In the listing that follows, count the lines holding the word "init" and report only that number.

** Start **

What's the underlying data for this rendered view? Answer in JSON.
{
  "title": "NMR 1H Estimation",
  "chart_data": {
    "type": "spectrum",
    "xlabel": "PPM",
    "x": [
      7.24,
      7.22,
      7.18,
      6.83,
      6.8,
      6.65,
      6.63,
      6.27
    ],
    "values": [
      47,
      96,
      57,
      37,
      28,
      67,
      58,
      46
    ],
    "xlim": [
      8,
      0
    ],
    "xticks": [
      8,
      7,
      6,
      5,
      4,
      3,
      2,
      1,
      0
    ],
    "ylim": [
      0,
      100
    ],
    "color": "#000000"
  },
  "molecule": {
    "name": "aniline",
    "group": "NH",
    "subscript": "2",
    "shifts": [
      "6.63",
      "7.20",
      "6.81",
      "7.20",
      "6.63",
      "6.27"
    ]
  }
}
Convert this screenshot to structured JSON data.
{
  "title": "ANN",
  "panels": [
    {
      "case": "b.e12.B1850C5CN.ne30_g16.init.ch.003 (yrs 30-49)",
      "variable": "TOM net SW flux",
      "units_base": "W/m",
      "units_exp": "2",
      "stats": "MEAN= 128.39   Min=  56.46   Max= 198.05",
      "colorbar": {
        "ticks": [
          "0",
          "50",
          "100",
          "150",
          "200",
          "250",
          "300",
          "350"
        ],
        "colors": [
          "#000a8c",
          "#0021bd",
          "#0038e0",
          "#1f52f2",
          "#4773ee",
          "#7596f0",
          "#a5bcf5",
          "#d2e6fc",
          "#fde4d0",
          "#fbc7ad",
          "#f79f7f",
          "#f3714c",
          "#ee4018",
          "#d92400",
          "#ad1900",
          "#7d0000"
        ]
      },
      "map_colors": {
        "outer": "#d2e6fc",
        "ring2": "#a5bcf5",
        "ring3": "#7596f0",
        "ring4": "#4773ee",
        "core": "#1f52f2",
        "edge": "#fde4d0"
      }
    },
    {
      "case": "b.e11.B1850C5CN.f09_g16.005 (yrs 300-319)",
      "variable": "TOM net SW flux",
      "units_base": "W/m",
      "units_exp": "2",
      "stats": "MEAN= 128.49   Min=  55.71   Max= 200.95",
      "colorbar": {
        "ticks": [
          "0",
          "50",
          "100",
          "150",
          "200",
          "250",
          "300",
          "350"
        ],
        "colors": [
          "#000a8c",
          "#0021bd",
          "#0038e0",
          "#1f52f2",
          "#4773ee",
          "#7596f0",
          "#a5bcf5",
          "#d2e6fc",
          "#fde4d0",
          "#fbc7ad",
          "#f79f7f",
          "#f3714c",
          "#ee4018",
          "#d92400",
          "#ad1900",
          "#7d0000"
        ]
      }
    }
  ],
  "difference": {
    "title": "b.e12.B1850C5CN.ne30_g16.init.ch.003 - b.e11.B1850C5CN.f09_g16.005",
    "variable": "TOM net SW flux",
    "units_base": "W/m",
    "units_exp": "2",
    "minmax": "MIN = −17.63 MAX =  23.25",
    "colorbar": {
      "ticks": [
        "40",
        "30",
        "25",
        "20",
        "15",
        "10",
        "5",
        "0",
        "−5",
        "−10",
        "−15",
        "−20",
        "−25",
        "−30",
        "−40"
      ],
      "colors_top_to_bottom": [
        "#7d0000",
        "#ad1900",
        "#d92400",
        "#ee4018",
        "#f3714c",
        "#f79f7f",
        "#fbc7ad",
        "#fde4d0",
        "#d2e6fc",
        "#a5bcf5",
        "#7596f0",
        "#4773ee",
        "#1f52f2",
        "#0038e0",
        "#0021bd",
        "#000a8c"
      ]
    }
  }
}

** End **

*Answer to this task*.
2